## TASK PROMPT
Restate each of the lines given below, word for word.

##### INFORMATION SHOWN

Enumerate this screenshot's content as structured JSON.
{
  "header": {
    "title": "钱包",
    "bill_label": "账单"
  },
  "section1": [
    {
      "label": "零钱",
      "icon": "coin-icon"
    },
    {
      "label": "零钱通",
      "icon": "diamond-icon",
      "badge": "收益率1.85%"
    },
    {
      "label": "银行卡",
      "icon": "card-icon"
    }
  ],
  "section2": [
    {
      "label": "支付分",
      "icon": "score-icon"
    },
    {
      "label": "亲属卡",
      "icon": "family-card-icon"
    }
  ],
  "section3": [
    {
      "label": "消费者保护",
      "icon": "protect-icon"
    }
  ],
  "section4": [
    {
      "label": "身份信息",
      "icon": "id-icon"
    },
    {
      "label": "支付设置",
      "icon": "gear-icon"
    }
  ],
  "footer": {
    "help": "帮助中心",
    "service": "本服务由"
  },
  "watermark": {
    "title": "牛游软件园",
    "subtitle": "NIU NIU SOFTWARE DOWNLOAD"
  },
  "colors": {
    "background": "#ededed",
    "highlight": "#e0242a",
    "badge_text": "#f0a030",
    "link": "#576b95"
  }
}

##########

## WRITTEN ANSWER
Enumerate this screenshot's content as structured JSON.
{
  "header": {
    "title": "钱包",
    "bill_label": "账单"
  },
  "section1": [
    {
      "label": "零钱",
      "icon": "coin-icon"
    },
    {
      "label": "零钱通",
      "icon": "diamond-icon",
      "badge": "收益率1.85%"
    },
    {
      "label": "银行卡",
      "icon": "card-icon"
    }
  ],
  "section2": [
    {
      "label": "支付分",
      "icon": "score-icon"
    },
    {
      "label": "亲属卡",
      "icon": "family-card-icon"
    }
  ],
  "section3": [
    {
      "label": "消费者保护",
      "icon": "protect-icon"
    }
  ],
  "section4": [
    {
      "label": "身份信息",
      "icon": "id-icon"
    },
    {
      "label": "支付设置",
      "icon": "gear-icon"
    }
  ],
  "footer": {
    "help": "帮助中心",
    "service": "本服务由"
  },
  "watermark": {
    "title": "牛游软件园",
    "subtitle": "NIU NIU SOFTWARE DOWNLOAD"
  },
  "colors": {
    "background": "#ededed",
    "highlight": "#e0242a",
    "badge_text": "#f0a030",
    "link": "#576b95"
  }
}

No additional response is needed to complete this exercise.